Exclude all pictures, then copy each of the records exactly as written.
+-------+
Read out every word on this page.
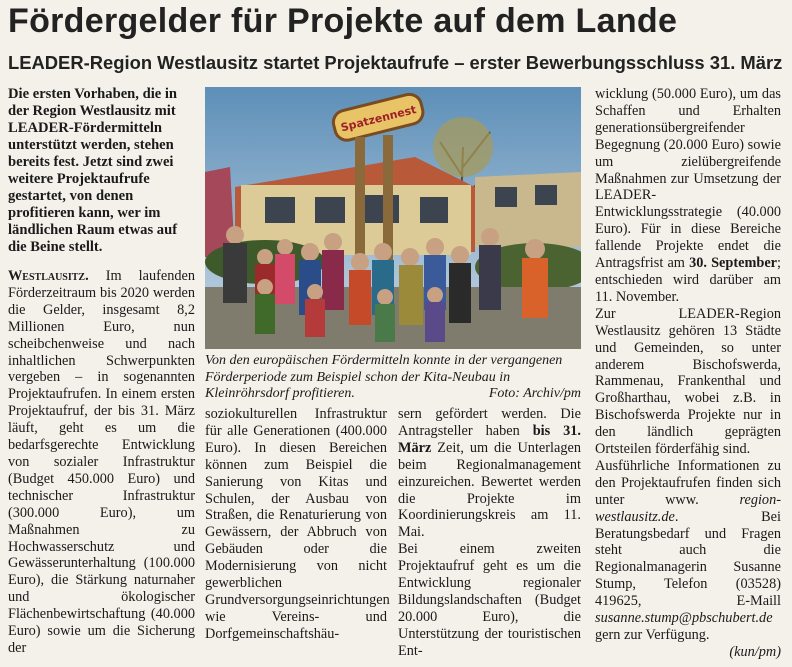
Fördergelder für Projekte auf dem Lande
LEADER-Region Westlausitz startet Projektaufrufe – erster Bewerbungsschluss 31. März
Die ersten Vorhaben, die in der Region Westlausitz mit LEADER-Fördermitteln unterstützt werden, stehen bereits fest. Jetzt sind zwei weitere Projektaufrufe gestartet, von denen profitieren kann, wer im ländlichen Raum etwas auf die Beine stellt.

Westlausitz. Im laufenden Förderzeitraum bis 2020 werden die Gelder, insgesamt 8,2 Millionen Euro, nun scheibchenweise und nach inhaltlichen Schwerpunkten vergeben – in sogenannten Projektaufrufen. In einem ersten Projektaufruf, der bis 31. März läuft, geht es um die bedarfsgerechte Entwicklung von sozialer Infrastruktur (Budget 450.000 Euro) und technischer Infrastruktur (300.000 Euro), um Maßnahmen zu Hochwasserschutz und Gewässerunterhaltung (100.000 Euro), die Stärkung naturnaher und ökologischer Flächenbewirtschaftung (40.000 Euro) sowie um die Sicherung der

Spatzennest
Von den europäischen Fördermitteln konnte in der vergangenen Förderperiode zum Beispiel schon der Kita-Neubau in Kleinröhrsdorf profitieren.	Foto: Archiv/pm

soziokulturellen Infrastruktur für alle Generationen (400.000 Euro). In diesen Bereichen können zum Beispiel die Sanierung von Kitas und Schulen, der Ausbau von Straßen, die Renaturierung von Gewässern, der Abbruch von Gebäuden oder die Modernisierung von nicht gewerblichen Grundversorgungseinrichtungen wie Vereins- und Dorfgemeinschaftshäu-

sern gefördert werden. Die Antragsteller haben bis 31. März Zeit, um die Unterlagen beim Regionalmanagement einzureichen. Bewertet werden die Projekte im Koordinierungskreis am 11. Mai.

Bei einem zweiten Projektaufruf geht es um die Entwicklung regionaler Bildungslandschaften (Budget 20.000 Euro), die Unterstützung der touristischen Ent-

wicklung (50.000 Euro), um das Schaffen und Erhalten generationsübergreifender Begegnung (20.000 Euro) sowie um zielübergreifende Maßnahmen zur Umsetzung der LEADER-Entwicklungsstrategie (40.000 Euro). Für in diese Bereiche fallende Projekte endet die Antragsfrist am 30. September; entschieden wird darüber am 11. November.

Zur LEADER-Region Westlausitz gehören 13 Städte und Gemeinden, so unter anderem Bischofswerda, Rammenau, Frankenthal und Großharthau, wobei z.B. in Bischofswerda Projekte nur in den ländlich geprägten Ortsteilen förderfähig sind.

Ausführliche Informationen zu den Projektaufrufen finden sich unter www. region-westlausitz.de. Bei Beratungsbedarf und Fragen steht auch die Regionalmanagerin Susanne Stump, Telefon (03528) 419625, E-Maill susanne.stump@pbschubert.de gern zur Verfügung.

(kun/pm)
+-------+
§ **Solution to this problem**
Read out every word on this page.
Fördergelder für Projekte auf dem Lande
LEADER-Region Westlausitz startet Projektaufrufe – erster Bewerbungsschluss 31. März
Die ersten Vorhaben, die in der Region Westlausitz mit LEADER-Fördermitteln unterstützt werden, stehen bereits fest. Jetzt sind zwei weitere Projektaufrufe gestartet, von denen profitieren kann, wer im ländlichen Raum etwas auf die Beine stellt.

Westlausitz. Im laufenden Förderzeitraum bis 2020 werden die Gelder, insgesamt 8,2 Millionen Euro, nun scheibchenweise und nach inhaltlichen Schwerpunkten vergeben – in sogenannten Projektaufrufen. In einem ersten Projektaufruf, der bis 31. März läuft, geht es um die bedarfsgerechte Entwicklung von sozialer Infrastruktur (Budget 450.000 Euro) und technischer Infrastruktur (300.000 Euro), um Maßnahmen zu Hochwasserschutz und Gewässerunterhaltung (100.000 Euro), die Stärkung naturnaher und ökologischer Flächenbewirtschaftung (40.000 Euro) sowie um die Sicherung der

Spatzennest
Von den europäischen Fördermitteln konnte in der vergangenen Förderperiode zum Beispiel schon der Kita-Neubau in Kleinröhrsdorf profitieren.	Foto: Archiv/pm

soziokulturellen Infrastruktur für alle Generationen (400.000 Euro). In diesen Bereichen können zum Beispiel die Sanierung von Kitas und Schulen, der Ausbau von Straßen, die Renaturierung von Gewässern, der Abbruch von Gebäuden oder die Modernisierung von nicht gewerblichen Grundversorgungseinrichtungen wie Vereins- und Dorfgemeinschaftshäu-

sern gefördert werden. Die Antragsteller haben bis 31. März Zeit, um die Unterlagen beim Regionalmanagement einzureichen. Bewertet werden die Projekte im Koordinierungskreis am 11. Mai.

Bei einem zweiten Projektaufruf geht es um die Entwicklung regionaler Bildungslandschaften (Budget 20.000 Euro), die Unterstützung der touristischen Ent-

wicklung (50.000 Euro), um das Schaffen und Erhalten generationsübergreifender Begegnung (20.000 Euro) sowie um zielübergreifende Maßnahmen zur Umsetzung der LEADER-Entwicklungsstrategie (40.000 Euro). Für in diese Bereiche fallende Projekte endet die Antragsfrist am 30. September; entschieden wird darüber am 11. November.

Zur LEADER-Region Westlausitz gehören 13 Städte und Gemeinden, so unter anderem Bischofswerda, Rammenau, Frankenthal und Großharthau, wobei z.B. in Bischofswerda Projekte nur in den ländlich geprägten Ortsteilen förderfähig sind.

Ausführliche Informationen zu den Projektaufrufen finden sich unter www. region-westlausitz.de. Bei Beratungsbedarf und Fragen steht auch die Regionalmanagerin Susanne Stump, Telefon (03528) 419625, E-Maill susanne.stump@pbschubert.de gern zur Verfügung.

(kun/pm)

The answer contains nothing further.